**PROVIDED DATA:**
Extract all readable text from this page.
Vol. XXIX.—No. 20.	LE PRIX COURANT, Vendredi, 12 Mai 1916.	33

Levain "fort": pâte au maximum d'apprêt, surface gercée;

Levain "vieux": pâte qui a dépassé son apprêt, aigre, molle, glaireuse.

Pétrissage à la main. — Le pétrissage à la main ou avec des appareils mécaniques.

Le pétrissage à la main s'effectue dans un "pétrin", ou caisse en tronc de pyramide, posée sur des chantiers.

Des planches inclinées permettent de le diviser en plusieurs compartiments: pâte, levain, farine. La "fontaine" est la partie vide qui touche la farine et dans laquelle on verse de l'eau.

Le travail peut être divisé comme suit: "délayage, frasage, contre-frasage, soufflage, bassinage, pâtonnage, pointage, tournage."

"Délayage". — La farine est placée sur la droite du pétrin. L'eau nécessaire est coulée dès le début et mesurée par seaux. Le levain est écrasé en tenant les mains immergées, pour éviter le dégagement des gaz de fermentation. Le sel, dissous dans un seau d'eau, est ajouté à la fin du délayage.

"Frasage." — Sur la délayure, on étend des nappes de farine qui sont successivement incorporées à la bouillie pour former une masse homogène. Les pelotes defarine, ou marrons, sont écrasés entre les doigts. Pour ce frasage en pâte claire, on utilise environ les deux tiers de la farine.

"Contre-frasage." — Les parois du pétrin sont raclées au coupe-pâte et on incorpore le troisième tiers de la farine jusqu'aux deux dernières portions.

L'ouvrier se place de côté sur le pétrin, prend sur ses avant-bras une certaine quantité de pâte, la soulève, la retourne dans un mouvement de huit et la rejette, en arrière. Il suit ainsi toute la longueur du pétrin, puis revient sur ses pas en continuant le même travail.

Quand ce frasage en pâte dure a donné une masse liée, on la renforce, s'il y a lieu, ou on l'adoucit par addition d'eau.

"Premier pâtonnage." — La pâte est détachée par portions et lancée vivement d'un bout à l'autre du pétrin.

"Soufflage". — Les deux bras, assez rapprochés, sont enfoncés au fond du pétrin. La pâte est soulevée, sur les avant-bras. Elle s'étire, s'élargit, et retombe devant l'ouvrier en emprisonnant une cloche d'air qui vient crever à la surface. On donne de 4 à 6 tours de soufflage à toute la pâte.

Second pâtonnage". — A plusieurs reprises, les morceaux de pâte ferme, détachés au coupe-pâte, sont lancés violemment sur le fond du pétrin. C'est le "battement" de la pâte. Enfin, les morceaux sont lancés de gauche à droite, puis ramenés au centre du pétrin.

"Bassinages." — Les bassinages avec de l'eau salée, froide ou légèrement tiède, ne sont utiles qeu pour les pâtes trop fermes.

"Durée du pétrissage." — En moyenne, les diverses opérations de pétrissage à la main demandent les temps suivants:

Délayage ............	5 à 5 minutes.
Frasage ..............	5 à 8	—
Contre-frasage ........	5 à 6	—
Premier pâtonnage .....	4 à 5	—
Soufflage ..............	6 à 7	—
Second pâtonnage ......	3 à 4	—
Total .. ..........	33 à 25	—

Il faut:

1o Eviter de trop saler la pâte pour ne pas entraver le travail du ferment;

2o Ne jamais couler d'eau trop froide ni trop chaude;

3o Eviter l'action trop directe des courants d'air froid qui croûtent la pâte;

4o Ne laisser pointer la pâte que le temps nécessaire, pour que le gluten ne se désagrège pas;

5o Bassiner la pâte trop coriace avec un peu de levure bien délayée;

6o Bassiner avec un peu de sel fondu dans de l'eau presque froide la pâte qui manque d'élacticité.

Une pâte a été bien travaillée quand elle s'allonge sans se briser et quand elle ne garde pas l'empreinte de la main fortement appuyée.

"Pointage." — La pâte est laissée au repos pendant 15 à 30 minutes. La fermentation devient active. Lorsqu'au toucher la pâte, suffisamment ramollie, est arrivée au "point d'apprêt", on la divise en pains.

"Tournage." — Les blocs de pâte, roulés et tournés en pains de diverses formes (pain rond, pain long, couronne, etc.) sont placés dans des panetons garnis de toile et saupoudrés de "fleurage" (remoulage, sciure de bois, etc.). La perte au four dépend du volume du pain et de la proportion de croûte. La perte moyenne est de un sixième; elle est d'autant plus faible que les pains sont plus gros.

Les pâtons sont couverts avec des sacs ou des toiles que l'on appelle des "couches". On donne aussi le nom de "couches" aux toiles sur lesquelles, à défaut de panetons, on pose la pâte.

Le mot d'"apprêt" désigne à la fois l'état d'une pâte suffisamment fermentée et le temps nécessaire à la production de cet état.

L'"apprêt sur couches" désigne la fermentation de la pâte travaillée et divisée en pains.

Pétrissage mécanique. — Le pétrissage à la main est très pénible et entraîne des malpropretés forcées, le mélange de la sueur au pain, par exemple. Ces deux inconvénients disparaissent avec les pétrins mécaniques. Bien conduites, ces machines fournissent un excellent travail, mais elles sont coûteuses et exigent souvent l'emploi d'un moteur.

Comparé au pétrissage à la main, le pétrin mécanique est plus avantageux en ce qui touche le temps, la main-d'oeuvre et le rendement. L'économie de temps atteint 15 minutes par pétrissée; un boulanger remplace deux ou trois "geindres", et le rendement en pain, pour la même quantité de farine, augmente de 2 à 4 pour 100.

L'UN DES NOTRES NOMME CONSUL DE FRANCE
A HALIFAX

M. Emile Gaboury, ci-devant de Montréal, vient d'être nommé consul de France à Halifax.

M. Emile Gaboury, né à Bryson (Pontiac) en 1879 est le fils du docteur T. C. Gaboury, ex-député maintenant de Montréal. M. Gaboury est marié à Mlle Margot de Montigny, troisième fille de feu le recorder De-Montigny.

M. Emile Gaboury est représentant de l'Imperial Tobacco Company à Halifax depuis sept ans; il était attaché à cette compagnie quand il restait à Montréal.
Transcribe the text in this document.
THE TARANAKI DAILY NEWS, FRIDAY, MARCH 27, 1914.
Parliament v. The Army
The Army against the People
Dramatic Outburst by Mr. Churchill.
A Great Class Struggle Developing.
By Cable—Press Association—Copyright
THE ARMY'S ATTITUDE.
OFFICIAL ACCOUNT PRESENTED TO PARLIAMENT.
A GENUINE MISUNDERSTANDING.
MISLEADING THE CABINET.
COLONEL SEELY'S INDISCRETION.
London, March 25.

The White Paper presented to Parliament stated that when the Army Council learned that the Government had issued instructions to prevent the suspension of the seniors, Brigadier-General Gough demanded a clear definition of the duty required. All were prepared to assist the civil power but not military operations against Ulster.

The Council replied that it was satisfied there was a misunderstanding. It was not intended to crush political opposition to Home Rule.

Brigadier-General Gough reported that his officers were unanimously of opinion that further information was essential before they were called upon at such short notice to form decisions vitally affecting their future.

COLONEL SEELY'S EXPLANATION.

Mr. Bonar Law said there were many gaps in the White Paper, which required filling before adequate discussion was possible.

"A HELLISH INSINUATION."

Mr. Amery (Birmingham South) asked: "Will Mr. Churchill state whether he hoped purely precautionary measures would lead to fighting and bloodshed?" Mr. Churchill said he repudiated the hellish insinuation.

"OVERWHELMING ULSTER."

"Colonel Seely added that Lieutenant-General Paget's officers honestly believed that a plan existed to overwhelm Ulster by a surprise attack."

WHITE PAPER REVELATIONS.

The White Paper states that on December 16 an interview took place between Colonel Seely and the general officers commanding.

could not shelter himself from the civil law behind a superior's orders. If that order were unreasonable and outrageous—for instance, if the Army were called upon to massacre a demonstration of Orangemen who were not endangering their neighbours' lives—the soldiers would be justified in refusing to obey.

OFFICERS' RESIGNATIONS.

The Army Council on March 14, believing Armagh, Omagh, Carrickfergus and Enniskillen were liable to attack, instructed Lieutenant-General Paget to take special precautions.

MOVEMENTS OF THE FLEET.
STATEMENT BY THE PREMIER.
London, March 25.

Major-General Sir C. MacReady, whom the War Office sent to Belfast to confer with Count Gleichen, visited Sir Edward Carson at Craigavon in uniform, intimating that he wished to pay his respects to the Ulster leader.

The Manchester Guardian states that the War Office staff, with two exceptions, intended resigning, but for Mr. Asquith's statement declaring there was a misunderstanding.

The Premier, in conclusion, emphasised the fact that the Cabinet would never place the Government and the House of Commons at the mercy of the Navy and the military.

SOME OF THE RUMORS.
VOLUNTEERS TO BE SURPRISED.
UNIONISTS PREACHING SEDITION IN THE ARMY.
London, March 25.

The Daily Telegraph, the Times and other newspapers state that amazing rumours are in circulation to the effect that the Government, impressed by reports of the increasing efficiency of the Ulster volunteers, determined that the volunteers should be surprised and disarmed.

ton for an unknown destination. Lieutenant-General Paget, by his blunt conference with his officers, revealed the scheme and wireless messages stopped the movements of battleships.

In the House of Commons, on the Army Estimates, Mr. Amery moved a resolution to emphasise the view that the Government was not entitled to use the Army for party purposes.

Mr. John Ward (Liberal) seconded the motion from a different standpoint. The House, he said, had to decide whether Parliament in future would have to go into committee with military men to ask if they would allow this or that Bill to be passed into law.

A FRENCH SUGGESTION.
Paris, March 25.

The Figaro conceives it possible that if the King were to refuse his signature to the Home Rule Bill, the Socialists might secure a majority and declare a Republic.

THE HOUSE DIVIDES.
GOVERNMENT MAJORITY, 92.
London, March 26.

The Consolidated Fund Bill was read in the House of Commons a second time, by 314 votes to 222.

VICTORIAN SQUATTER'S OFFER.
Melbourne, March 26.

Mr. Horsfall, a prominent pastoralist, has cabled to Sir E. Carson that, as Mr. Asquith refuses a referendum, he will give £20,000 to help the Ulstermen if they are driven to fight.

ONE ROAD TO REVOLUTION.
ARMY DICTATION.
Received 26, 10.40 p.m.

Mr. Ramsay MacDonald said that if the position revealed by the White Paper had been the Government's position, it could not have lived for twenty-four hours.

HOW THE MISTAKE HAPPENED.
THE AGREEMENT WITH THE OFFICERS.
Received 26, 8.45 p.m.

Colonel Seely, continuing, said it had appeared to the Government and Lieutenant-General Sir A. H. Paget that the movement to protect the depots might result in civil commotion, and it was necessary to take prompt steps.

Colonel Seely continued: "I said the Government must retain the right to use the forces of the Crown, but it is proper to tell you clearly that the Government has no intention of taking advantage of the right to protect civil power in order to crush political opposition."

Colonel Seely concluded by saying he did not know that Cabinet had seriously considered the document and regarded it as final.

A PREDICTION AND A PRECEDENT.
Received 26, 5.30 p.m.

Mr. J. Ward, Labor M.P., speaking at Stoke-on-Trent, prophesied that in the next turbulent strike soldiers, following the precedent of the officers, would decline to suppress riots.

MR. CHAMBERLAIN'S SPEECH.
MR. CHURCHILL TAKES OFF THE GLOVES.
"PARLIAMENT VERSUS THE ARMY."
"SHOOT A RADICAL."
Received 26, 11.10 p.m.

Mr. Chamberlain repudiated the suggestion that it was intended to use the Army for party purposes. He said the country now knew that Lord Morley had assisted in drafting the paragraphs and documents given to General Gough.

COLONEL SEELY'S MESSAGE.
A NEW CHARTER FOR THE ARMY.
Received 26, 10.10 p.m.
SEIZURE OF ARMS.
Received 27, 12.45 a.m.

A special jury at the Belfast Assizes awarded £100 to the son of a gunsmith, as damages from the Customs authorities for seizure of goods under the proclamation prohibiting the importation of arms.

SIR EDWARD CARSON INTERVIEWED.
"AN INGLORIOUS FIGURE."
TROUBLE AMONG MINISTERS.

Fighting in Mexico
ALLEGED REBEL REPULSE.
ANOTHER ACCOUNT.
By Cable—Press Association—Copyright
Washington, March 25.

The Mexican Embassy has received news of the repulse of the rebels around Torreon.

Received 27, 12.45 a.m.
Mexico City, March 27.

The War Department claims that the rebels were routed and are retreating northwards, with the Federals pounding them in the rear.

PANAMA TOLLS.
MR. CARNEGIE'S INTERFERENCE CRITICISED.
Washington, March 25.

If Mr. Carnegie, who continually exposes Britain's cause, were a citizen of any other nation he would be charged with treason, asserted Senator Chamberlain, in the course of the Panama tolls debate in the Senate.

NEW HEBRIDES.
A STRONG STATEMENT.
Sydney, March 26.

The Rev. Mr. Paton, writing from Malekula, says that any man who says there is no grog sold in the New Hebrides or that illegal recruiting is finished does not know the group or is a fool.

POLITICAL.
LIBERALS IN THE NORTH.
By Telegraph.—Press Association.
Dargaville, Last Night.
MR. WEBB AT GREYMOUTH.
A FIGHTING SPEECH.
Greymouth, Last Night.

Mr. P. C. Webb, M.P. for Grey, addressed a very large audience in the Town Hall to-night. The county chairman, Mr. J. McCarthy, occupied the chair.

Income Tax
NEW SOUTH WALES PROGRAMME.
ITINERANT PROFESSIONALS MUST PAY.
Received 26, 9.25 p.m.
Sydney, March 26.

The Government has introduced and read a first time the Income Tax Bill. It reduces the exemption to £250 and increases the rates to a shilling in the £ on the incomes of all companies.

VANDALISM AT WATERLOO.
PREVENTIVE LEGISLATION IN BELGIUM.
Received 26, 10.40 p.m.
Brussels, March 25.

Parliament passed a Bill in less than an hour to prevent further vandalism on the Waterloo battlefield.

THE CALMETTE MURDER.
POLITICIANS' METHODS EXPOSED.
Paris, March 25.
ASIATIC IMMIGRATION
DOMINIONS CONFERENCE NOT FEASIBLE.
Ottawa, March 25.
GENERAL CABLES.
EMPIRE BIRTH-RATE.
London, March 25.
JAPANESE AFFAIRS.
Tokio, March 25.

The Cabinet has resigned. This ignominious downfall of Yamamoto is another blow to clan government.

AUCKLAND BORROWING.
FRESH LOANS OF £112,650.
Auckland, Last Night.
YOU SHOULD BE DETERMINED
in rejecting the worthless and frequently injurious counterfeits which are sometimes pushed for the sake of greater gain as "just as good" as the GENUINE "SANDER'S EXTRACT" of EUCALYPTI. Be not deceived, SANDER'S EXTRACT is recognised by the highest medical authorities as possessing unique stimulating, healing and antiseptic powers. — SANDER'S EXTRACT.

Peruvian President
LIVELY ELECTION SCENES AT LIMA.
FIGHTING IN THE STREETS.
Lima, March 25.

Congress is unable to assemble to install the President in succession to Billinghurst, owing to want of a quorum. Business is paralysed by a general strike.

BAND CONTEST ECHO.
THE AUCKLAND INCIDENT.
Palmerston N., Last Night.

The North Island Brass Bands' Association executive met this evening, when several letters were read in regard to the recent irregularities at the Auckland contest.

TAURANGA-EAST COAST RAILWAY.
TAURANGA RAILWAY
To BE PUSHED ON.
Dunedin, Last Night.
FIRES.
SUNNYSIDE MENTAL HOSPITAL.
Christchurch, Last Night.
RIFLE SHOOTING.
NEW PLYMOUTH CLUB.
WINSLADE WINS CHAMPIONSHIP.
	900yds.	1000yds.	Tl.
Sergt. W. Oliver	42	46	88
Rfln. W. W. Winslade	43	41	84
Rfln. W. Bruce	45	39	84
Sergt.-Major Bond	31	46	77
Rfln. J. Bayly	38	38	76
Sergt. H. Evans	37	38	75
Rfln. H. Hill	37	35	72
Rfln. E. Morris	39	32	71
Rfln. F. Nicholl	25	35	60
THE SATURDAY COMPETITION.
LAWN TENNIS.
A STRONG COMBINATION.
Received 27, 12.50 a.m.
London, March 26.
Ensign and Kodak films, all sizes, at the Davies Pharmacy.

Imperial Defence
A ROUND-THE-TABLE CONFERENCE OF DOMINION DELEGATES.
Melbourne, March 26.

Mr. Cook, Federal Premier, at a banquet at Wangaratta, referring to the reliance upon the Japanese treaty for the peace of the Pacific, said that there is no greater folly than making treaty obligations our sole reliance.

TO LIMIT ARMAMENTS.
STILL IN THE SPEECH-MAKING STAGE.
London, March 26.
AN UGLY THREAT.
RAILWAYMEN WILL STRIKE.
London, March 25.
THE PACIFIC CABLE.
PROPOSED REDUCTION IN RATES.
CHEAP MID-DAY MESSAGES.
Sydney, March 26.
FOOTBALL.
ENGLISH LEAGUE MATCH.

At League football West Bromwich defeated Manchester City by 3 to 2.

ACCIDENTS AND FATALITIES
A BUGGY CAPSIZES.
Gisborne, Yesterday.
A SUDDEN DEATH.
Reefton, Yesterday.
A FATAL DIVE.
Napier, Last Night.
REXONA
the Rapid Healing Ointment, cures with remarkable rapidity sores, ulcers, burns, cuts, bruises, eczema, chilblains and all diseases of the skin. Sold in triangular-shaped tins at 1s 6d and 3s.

**TASK BRIEF:**
Only lines holding the string "Gaboury" are wanted; gather each one from the entries above.

**SOLUTION BELOW:**
M. Emile Gaboury, ci-devant de Montréal, vient d'être nommé consul de France à Halifax.
M. Emile Gaboury, né à Bryson (Pontiac) en 1879 est le fils du docteur T. C. Gaboury, ex-député maintenant de Montréal. M. Gaboury est marié à Mlle Margot de Montigny, troisième fille de feu le recorder De-Montigny.
M. Emile Gaboury est représentant de l'Imperial Tobacco Company à Halifax depuis sept ans; il était attaché à cette compagnie quand il restait à Montréal.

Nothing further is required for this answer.